Exercise task → Report only the number of lines in this material that include "joystick".

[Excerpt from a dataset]
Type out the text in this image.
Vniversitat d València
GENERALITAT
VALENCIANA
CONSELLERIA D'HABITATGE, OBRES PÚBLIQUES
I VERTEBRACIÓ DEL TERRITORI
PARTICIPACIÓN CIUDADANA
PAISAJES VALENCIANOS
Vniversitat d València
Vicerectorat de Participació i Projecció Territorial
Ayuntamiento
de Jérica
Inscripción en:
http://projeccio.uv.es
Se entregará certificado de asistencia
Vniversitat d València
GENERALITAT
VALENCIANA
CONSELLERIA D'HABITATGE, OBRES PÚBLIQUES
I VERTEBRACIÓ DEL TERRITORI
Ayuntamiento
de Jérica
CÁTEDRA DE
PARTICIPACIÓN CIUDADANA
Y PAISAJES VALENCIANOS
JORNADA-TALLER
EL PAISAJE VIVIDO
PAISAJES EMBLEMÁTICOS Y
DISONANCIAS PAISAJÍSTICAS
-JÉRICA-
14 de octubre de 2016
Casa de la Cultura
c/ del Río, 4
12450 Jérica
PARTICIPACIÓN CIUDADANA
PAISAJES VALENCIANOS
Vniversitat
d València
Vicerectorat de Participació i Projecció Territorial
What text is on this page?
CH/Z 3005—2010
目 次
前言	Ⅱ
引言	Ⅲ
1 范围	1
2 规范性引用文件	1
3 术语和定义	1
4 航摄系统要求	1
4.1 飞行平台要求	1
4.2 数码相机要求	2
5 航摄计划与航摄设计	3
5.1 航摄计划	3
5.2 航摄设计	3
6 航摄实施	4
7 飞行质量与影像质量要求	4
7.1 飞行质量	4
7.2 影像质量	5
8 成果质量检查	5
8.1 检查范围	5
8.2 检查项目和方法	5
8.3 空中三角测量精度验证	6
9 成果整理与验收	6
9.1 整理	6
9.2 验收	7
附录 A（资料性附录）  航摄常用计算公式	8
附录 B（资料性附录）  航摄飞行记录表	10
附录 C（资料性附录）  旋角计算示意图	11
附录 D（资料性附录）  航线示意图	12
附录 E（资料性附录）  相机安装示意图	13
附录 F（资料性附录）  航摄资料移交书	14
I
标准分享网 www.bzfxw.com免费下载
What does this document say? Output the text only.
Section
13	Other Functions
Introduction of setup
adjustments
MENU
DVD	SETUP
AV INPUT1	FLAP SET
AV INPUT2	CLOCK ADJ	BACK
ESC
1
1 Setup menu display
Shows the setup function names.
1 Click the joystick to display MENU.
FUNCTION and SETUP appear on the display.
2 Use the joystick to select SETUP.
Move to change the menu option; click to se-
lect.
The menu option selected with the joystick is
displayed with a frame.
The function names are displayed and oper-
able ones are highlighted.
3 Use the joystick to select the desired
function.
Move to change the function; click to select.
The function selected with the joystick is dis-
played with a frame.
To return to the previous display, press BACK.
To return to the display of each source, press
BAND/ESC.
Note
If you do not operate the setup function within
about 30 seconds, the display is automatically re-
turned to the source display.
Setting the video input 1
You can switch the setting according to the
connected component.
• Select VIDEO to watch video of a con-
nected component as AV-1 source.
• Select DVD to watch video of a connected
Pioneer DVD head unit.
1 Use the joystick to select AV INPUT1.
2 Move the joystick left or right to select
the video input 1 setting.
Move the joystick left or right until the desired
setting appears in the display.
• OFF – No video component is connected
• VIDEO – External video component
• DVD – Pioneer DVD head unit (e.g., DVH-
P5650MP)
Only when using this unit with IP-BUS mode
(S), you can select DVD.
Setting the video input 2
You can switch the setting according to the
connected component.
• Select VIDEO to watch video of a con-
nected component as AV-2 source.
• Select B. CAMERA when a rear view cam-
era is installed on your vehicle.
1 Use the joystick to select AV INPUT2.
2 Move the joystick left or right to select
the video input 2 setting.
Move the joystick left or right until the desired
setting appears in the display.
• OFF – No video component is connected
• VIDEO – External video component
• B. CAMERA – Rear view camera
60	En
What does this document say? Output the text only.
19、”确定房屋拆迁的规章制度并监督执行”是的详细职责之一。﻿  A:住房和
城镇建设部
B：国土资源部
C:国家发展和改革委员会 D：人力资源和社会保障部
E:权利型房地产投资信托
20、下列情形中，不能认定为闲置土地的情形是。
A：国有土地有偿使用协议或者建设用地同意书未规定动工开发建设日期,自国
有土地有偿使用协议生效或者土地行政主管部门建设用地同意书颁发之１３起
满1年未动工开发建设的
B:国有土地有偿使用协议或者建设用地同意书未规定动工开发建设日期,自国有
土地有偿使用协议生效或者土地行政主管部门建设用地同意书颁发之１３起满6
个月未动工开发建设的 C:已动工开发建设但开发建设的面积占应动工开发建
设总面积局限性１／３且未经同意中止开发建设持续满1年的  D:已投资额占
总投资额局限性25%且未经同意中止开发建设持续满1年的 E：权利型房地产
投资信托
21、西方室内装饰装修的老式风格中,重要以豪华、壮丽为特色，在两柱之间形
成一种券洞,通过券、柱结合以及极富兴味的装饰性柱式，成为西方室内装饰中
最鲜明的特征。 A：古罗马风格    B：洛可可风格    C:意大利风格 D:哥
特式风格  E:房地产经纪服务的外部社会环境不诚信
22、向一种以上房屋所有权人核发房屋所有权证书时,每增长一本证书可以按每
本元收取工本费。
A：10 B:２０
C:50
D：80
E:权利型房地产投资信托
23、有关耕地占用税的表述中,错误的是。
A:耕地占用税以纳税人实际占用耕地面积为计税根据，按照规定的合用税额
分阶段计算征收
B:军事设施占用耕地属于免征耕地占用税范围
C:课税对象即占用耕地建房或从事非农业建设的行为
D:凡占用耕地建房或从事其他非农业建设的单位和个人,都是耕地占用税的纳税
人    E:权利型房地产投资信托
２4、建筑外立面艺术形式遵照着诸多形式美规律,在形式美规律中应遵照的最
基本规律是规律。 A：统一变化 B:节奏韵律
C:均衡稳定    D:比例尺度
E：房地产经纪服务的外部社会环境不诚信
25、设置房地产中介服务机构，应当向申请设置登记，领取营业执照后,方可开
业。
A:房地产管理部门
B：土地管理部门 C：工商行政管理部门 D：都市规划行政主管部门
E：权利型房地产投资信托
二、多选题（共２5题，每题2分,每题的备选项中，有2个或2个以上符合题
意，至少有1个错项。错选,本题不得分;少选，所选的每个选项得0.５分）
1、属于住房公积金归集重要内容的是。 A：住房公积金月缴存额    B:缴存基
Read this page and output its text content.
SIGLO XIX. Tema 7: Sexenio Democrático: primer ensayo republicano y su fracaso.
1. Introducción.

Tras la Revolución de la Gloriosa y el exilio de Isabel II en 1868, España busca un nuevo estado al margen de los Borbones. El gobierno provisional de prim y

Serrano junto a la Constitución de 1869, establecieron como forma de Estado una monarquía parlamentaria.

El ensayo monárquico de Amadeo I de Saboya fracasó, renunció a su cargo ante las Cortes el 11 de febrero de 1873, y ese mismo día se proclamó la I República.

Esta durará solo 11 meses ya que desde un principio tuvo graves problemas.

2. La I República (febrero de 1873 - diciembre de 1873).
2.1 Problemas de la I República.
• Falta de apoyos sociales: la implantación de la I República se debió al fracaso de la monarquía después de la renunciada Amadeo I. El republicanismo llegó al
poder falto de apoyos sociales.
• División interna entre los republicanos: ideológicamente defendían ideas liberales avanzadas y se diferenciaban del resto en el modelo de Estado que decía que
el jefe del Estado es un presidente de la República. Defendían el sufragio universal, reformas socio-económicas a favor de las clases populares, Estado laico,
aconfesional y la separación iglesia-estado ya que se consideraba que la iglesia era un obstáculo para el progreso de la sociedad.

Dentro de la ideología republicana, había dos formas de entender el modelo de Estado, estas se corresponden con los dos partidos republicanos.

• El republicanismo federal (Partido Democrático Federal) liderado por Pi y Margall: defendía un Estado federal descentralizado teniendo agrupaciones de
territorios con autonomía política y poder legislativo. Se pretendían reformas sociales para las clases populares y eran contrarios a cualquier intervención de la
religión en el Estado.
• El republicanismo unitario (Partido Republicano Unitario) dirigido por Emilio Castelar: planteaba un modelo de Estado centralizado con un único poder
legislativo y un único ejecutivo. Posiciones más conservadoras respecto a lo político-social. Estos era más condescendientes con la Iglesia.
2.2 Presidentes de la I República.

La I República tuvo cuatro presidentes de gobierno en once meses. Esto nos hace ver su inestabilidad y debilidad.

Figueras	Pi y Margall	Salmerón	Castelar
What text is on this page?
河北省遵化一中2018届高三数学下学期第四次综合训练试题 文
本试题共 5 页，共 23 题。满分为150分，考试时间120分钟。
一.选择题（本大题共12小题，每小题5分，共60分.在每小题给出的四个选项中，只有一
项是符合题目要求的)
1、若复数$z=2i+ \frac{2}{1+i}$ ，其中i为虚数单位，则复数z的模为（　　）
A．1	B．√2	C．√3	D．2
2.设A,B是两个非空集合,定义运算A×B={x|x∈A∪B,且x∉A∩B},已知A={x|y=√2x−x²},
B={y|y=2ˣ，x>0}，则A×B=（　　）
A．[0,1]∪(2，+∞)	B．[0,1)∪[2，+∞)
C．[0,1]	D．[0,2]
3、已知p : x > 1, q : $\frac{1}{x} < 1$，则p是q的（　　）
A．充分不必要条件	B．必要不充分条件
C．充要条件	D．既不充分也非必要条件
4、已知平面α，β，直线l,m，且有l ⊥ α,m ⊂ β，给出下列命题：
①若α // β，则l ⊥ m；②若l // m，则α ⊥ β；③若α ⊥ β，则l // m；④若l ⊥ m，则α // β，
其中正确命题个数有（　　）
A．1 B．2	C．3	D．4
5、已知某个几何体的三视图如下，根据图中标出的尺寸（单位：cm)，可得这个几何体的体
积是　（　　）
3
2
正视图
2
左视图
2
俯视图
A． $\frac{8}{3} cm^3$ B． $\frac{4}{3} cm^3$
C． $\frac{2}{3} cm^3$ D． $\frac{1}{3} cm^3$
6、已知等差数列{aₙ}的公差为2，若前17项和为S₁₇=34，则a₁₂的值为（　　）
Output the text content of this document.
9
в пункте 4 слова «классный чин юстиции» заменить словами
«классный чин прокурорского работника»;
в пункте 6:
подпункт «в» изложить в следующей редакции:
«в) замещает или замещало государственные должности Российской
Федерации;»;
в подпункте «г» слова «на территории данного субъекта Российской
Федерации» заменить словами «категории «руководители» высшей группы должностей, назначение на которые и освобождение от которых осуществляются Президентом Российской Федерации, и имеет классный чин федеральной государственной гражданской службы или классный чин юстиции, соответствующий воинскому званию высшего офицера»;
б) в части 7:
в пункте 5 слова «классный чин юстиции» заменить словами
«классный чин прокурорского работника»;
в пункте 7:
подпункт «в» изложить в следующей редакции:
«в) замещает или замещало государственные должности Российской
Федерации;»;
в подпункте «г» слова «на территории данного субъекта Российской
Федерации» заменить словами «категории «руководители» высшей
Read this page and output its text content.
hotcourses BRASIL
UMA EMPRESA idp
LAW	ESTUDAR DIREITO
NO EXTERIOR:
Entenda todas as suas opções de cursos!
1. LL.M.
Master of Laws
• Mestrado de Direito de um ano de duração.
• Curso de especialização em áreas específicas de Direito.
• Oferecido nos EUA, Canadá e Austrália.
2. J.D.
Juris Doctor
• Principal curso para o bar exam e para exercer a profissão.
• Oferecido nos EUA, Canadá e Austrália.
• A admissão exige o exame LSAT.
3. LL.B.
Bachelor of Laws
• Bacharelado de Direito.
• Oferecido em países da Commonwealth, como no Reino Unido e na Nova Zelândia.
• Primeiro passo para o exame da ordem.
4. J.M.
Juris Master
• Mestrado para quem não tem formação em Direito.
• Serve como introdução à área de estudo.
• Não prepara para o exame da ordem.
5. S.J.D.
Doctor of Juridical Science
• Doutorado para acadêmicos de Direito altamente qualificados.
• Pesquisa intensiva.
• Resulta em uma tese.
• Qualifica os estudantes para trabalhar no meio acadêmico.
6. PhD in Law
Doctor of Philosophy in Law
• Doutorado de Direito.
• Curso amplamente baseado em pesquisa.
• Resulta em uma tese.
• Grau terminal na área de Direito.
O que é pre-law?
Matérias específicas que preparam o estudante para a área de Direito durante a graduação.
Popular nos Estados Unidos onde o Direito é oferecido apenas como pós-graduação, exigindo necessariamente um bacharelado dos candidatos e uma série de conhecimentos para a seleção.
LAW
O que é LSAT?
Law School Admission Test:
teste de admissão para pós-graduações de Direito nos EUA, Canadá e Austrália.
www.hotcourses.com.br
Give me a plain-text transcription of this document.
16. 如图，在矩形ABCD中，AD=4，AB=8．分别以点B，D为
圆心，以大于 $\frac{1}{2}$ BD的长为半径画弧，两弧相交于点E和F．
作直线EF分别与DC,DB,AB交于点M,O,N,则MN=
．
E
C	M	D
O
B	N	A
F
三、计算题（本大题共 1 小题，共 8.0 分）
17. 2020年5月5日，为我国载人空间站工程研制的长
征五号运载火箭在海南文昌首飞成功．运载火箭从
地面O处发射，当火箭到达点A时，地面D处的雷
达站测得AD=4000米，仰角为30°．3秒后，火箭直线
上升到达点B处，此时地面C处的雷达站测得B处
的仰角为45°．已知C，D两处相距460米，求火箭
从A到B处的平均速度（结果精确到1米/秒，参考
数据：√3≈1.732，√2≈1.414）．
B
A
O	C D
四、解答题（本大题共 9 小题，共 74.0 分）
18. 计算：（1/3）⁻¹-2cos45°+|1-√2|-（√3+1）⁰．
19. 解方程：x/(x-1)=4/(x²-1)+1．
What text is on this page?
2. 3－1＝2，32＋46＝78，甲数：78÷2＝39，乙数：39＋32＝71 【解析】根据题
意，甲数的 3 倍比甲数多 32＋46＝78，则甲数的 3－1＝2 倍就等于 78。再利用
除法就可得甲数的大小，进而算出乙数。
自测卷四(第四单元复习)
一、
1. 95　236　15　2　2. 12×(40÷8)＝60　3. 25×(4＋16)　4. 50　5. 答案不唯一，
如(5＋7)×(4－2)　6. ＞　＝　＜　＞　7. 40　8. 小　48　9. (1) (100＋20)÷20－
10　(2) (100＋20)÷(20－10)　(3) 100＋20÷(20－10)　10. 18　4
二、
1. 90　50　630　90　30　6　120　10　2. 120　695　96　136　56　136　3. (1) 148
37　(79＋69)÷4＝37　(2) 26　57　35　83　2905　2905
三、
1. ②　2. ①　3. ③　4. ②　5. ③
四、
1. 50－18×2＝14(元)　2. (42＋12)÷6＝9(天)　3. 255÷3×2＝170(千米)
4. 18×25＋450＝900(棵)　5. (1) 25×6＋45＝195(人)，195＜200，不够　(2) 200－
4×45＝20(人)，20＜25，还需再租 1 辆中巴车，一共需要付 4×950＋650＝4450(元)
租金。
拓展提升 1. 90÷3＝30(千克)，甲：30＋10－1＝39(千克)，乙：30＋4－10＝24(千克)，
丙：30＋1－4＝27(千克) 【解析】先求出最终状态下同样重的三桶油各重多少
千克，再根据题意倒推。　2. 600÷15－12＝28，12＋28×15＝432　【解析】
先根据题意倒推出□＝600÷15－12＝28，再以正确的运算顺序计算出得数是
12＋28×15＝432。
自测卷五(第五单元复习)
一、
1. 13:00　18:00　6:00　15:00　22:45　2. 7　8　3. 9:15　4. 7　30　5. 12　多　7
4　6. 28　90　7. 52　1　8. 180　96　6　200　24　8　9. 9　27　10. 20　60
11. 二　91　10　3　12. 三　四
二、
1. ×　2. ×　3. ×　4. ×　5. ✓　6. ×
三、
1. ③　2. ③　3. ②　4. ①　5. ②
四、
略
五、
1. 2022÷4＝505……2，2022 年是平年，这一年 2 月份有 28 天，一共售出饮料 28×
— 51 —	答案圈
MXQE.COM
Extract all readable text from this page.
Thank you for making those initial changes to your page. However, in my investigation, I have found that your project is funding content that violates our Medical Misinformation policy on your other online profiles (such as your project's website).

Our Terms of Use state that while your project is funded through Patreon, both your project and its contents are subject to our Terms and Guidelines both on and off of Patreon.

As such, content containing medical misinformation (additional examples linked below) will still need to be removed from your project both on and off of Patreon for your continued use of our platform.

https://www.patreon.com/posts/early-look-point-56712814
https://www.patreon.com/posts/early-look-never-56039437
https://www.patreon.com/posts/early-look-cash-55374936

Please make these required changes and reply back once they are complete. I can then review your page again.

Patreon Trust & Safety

Answer for this exercise → 11